**** ENTRIES PROVIDED ****

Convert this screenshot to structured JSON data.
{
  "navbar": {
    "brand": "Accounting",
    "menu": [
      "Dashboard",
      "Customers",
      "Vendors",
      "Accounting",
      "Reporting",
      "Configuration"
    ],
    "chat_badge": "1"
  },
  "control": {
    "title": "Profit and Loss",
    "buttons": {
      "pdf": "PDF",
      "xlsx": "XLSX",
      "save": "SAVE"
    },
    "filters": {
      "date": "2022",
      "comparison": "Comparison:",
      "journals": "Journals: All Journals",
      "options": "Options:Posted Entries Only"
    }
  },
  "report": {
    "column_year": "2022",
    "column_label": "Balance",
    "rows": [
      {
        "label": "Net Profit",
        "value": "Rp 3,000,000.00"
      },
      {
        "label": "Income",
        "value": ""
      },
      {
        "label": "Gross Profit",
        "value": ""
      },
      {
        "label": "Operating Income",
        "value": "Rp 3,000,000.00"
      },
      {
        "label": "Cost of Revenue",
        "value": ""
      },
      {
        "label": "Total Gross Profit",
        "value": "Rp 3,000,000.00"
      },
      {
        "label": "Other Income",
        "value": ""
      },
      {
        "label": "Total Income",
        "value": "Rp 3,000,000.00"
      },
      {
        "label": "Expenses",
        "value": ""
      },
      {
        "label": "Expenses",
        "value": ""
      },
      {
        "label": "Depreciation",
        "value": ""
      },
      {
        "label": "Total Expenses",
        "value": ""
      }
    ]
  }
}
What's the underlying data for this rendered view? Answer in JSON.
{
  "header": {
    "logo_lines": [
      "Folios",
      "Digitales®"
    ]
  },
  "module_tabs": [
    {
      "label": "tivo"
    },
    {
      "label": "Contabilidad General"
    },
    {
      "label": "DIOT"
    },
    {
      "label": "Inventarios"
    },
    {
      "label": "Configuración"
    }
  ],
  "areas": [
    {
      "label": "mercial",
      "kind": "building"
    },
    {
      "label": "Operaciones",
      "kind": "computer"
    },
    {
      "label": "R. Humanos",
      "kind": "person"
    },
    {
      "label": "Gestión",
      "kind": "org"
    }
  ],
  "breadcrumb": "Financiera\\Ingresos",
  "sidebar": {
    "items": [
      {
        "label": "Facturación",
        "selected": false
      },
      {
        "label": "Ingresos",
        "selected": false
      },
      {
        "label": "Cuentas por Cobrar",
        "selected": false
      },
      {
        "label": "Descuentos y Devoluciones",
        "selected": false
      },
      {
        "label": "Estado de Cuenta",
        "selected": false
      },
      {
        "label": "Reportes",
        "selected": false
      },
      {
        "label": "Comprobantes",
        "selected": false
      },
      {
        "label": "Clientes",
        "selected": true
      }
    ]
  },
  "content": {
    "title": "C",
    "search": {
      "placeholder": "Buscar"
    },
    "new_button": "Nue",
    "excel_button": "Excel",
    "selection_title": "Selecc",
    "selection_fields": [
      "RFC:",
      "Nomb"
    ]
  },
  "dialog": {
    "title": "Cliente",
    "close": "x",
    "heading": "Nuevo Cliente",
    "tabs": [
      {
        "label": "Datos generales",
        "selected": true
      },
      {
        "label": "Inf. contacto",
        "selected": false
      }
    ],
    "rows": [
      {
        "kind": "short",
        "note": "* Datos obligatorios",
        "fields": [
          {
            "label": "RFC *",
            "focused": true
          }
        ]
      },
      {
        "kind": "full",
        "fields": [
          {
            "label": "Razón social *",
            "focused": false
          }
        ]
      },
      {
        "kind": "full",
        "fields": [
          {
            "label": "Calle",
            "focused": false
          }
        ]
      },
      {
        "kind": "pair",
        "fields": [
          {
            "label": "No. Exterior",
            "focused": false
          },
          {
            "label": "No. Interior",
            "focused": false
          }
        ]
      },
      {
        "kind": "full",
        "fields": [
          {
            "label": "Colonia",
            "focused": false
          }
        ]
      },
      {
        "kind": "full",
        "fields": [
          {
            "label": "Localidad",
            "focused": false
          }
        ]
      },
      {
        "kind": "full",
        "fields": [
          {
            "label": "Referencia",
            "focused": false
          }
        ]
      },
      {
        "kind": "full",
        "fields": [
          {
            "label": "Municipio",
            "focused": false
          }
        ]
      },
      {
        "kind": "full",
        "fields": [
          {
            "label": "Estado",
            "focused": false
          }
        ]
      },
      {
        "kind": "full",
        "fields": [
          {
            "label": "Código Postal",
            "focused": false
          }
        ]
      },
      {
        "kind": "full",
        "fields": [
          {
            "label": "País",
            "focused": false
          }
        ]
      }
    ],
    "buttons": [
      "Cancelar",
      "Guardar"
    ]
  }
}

****

Look through the material above. Copy each line where the word "Income" appears.

        "label": "Income",
        "label": "Operating Income",
        "label": "Other Income",
        "label": "Total Income",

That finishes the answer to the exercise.